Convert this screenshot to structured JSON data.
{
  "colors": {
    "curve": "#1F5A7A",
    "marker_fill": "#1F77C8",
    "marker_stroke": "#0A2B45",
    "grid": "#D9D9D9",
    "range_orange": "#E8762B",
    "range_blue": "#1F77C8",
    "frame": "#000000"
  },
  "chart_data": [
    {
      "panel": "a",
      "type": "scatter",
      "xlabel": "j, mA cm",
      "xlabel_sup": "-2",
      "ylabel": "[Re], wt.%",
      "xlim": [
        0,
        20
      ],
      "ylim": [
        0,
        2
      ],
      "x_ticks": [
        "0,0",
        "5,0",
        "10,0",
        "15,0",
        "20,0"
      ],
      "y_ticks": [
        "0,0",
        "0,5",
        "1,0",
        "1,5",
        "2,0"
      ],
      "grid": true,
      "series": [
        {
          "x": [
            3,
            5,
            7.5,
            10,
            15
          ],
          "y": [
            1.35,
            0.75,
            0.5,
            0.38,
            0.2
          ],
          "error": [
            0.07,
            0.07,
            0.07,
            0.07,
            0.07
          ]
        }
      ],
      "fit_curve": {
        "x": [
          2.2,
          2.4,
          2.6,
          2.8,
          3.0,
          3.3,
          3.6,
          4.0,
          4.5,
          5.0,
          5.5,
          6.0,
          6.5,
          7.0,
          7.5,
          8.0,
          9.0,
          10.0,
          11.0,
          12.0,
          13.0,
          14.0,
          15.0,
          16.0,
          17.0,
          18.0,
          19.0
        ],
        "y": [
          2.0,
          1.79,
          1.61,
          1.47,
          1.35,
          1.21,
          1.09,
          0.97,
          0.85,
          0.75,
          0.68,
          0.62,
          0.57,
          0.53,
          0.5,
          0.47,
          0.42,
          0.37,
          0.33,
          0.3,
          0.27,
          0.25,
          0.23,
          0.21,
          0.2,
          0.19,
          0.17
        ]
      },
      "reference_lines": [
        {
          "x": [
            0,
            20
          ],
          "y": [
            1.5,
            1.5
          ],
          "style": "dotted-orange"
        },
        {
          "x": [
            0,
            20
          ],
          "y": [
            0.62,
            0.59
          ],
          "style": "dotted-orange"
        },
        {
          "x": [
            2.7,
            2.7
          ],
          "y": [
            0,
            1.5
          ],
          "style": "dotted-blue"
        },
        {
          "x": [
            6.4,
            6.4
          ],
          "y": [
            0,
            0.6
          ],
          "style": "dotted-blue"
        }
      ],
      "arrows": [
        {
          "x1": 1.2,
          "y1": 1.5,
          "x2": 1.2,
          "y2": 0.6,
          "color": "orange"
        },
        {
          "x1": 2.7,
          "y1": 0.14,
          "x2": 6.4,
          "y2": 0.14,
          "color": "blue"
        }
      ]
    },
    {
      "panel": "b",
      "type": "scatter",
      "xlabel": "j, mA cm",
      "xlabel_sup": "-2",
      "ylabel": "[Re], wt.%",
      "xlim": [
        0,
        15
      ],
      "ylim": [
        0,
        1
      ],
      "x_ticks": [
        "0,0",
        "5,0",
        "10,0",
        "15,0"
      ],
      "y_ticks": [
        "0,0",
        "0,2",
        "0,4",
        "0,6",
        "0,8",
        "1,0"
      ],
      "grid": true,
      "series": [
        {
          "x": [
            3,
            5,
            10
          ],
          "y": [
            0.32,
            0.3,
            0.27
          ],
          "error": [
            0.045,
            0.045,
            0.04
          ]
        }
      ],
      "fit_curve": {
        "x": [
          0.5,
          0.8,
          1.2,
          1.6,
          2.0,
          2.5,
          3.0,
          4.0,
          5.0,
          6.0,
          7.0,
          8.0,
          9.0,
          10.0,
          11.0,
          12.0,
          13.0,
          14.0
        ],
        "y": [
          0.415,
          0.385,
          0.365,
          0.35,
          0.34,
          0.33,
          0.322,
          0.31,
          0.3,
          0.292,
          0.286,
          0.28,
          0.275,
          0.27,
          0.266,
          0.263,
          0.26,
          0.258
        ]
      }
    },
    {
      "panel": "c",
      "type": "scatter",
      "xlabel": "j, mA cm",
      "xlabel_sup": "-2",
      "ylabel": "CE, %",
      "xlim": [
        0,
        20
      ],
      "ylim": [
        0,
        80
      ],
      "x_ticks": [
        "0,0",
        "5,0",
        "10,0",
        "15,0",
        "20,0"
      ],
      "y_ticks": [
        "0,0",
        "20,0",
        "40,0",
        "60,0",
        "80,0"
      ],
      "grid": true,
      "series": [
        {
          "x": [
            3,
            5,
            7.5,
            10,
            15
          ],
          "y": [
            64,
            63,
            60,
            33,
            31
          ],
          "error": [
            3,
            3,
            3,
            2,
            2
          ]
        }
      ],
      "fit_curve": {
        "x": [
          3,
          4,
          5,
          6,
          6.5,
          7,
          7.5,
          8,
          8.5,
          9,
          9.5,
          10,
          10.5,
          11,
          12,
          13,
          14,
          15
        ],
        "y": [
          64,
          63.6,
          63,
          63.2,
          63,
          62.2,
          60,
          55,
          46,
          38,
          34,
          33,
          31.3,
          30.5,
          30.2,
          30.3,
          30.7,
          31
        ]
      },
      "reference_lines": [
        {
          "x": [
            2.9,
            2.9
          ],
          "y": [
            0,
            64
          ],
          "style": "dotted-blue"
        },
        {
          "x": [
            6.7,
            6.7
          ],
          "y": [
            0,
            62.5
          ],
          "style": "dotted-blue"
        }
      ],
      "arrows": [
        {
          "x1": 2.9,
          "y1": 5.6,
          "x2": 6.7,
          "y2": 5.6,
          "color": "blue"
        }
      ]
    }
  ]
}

• **Your instructions**
Write the data back out verbatim.

• **Task result**
Convert this screenshot to structured JSON data.
{
  "colors": {
    "curve": "#1F5A7A",
    "marker_fill": "#1F77C8",
    "marker_stroke": "#0A2B45",
    "grid": "#D9D9D9",
    "range_orange": "#E8762B",
    "range_blue": "#1F77C8",
    "frame": "#000000"
  },
  "chart_data": [
    {
      "panel": "a",
      "type": "scatter",
      "xlabel": "j, mA cm",
      "xlabel_sup": "-2",
      "ylabel": "[Re], wt.%",
      "xlim": [
        0,
        20
      ],
      "ylim": [
        0,
        2
      ],
      "x_ticks": [
        "0,0",
        "5,0",
        "10,0",
        "15,0",
        "20,0"
      ],
      "y_ticks": [
        "0,0",
        "0,5",
        "1,0",
        "1,5",
        "2,0"
      ],
      "grid": true,
      "series": [
        {
          "x": [
            3,
            5,
            7.5,
            10,
            15
          ],
          "y": [
            1.35,
            0.75,
            0.5,
            0.38,
            0.2
          ],
          "error": [
            0.07,
            0.07,
            0.07,
            0.07,
            0.07
          ]
        }
      ],
      "fit_curve": {
        "x": [
          2.2,
          2.4,
          2.6,
          2.8,
          3.0,
          3.3,
          3.6,
          4.0,
          4.5,
          5.0,
          5.5,
          6.0,
          6.5,
          7.0,
          7.5,
          8.0,
          9.0,
          10.0,
          11.0,
          12.0,
          13.0,
          14.0,
          15.0,
          16.0,
          17.0,
          18.0,
          19.0
        ],
        "y": [
          2.0,
          1.79,
          1.61,
          1.47,
          1.35,
          1.21,
          1.09,
          0.97,
          0.85,
          0.75,
          0.68,
          0.62,
          0.57,
          0.53,
          0.5,
          0.47,
          0.42,
          0.37,
          0.33,
          0.3,
          0.27,
          0.25,
          0.23,
          0.21,
          0.2,
          0.19,
          0.17
        ]
      },
      "reference_lines": [
        {
          "x": [
            0,
            20
          ],
          "y": [
            1.5,
            1.5
          ],
          "style": "dotted-orange"
        },
        {
          "x": [
            0,
            20
          ],
          "y": [
            0.62,
            0.59
          ],
          "style": "dotted-orange"
        },
        {
          "x": [
            2.7,
            2.7
          ],
          "y": [
            0,
            1.5
          ],
          "style": "dotted-blue"
        },
        {
          "x": [
            6.4,
            6.4
          ],
          "y": [
            0,
            0.6
          ],
          "style": "dotted-blue"
        }
      ],
      "arrows": [
        {
          "x1": 1.2,
          "y1": 1.5,
          "x2": 1.2,
          "y2": 0.6,
          "color": "orange"
        },
        {
          "x1": 2.7,
          "y1": 0.14,
          "x2": 6.4,
          "y2": 0.14,
          "color": "blue"
        }
      ]
    },
    {
      "panel": "b",
      "type": "scatter",
      "xlabel": "j, mA cm",
      "xlabel_sup": "-2",
      "ylabel": "[Re], wt.%",
      "xlim": [
        0,
        15
      ],
      "ylim": [
        0,
        1
      ],
      "x_ticks": [
        "0,0",
        "5,0",
        "10,0",
        "15,0"
      ],
      "y_ticks": [
        "0,0",
        "0,2",
        "0,4",
        "0,6",
        "0,8",
        "1,0"
      ],
      "grid": true,
      "series": [
        {
          "x": [
            3,
            5,
            10
          ],
          "y": [
            0.32,
            0.3,
            0.27
          ],
          "error": [
            0.045,
            0.045,
            0.04
          ]
        }
      ],
      "fit_curve": {
        "x": [
          0.5,
          0.8,
          1.2,
          1.6,
          2.0,
          2.5,
          3.0,
          4.0,
          5.0,
          6.0,
          7.0,
          8.0,
          9.0,
          10.0,
          11.0,
          12.0,
          13.0,
          14.0
        ],
        "y": [
          0.415,
          0.385,
          0.365,
          0.35,
          0.34,
          0.33,
          0.322,
          0.31,
          0.3,
          0.292,
          0.286,
          0.28,
          0.275,
          0.27,
          0.266,
          0.263,
          0.26,
          0.258
        ]
      }
    },
    {
      "panel": "c",
      "type": "scatter",
      "xlabel": "j, mA cm",
      "xlabel_sup": "-2",
      "ylabel": "CE, %",
      "xlim": [
        0,
        20
      ],
      "ylim": [
        0,
        80
      ],
      "x_ticks": [
        "0,0",
        "5,0",
        "10,0",
        "15,0",
        "20,0"
      ],
      "y_ticks": [
        "0,0",
        "20,0",
        "40,0",
        "60,0",
        "80,0"
      ],
      "grid": true,
      "series": [
        {
          "x": [
            3,
            5,
            7.5,
            10,
            15
          ],
          "y": [
            64,
            63,
            60,
            33,
            31
          ],
          "error": [
            3,
            3,
            3,
            2,
            2
          ]
        }
      ],
      "fit_curve": {
        "x": [
          3,
          4,
          5,
          6,
          6.5,
          7,
          7.5,
          8,
          8.5,
          9,
          9.5,
          10,
          10.5,
          11,
          12,
          13,
          14,
          15
        ],
        "y": [
          64,
          63.6,
          63,
          63.2,
          63,
          62.2,
          60,
          55,
          46,
          38,
          34,
          33,
          31.3,
          30.5,
          30.2,
          30.3,
          30.7,
          31
        ]
      },
      "reference_lines": [
        {
          "x": [
            2.9,
            2.9
          ],
          "y": [
            0,
            64
          ],
          "style": "dotted-blue"
        },
        {
          "x": [
            6.7,
            6.7
          ],
          "y": [
            0,
            62.5
          ],
          "style": "dotted-blue"
        }
      ],
      "arrows": [
        {
          "x1": 2.9,
          "y1": 5.6,
          "x2": 6.7,
          "y2": 5.6,
          "color": "blue"
        }
      ]
    }
  ]
}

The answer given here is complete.